§ Exercise
Give all of the lines again exactly as they read.

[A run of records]
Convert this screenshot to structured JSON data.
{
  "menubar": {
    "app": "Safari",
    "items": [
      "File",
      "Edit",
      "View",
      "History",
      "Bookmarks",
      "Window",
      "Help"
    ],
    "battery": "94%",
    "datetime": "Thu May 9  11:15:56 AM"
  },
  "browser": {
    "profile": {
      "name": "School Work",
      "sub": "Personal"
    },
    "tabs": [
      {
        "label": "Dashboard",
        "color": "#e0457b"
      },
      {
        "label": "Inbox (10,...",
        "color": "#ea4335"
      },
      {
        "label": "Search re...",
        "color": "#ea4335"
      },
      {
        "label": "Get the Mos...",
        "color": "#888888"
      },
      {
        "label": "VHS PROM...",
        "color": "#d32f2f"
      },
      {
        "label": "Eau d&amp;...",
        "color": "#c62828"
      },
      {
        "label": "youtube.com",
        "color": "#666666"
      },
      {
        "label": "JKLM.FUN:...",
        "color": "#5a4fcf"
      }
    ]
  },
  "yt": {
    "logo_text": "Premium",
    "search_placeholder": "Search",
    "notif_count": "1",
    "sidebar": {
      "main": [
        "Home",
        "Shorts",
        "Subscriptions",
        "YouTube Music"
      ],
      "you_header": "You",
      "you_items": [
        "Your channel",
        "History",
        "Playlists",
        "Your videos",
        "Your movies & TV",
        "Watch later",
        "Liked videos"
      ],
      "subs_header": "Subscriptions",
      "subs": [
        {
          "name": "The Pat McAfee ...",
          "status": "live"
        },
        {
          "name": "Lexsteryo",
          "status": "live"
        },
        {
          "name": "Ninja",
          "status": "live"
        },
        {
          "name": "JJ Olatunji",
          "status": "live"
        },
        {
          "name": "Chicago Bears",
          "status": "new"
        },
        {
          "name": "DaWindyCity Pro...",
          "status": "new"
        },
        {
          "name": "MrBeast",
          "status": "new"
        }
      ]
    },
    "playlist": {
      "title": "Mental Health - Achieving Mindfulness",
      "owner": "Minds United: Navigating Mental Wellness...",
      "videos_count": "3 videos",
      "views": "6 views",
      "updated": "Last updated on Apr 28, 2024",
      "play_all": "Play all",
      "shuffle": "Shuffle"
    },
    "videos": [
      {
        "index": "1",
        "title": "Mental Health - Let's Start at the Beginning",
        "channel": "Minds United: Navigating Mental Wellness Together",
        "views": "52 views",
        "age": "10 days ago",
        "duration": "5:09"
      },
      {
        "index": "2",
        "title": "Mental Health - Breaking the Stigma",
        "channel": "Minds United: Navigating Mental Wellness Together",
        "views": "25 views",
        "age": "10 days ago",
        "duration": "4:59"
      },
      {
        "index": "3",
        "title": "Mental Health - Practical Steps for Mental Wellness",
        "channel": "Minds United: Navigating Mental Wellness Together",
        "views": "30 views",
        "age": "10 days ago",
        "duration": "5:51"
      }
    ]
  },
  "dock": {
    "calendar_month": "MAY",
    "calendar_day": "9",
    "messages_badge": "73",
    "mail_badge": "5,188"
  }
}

§ Output of the exercise
Convert this screenshot to structured JSON data.
{
  "menubar": {
    "app": "Safari",
    "items": [
      "File",
      "Edit",
      "View",
      "History",
      "Bookmarks",
      "Window",
      "Help"
    ],
    "battery": "94%",
    "datetime": "Thu May 9  11:15:56 AM"
  },
  "browser": {
    "profile": {
      "name": "School Work",
      "sub": "Personal"
    },
    "tabs": [
      {
        "label": "Dashboard",
        "color": "#e0457b"
      },
      {
        "label": "Inbox (10,...",
        "color": "#ea4335"
      },
      {
        "label": "Search re...",
        "color": "#ea4335"
      },
      {
        "label": "Get the Mos...",
        "color": "#888888"
      },
      {
        "label": "VHS PROM...",
        "color": "#d32f2f"
      },
      {
        "label": "Eau d&amp;...",
        "color": "#c62828"
      },
      {
        "label": "youtube.com",
        "color": "#666666"
      },
      {
        "label": "JKLM.FUN:...",
        "color": "#5a4fcf"
      }
    ]
  },
  "yt": {
    "logo_text": "Premium",
    "search_placeholder": "Search",
    "notif_count": "1",
    "sidebar": {
      "main": [
        "Home",
        "Shorts",
        "Subscriptions",
        "YouTube Music"
      ],
      "you_header": "You",
      "you_items": [
        "Your channel",
        "History",
        "Playlists",
        "Your videos",
        "Your movies & TV",
        "Watch later",
        "Liked videos"
      ],
      "subs_header": "Subscriptions",
      "subs": [
        {
          "name": "The Pat McAfee ...",
          "status": "live"
        },
        {
          "name": "Lexsteryo",
          "status": "live"
        },
        {
          "name": "Ninja",
          "status": "live"
        },
        {
          "name": "JJ Olatunji",
          "status": "live"
        },
        {
          "name": "Chicago Bears",
          "status": "new"
        },
        {
          "name": "DaWindyCity Pro...",
          "status": "new"
        },
        {
          "name": "MrBeast",
          "status": "new"
        }
      ]
    },
    "playlist": {
      "title": "Mental Health - Achieving Mindfulness",
      "owner": "Minds United: Navigating Mental Wellness...",
      "videos_count": "3 videos",
      "views": "6 views",
      "updated": "Last updated on Apr 28, 2024",
      "play_all": "Play all",
      "shuffle": "Shuffle"
    },
    "videos": [
      {
        "index": "1",
        "title": "Mental Health - Let's Start at the Beginning",
        "channel": "Minds United: Navigating Mental Wellness Together",
        "views": "52 views",
        "age": "10 days ago",
        "duration": "5:09"
      },
      {
        "index": "2",
        "title": "Mental Health - Breaking the Stigma",
        "channel": "Minds United: Navigating Mental Wellness Together",
        "views": "25 views",
        "age": "10 days ago",
        "duration": "4:59"
      },
      {
        "index": "3",
        "title": "Mental Health - Practical Steps for Mental Wellness",
        "channel": "Minds United: Navigating Mental Wellness Together",
        "views": "30 views",
        "age": "10 days ago",
        "duration": "5:51"
      }
    ]
  },
  "dock": {
    "calendar_month": "MAY",
    "calendar_day": "9",
    "messages_badge": "73",
    "mail_badge": "5,188"
  }
}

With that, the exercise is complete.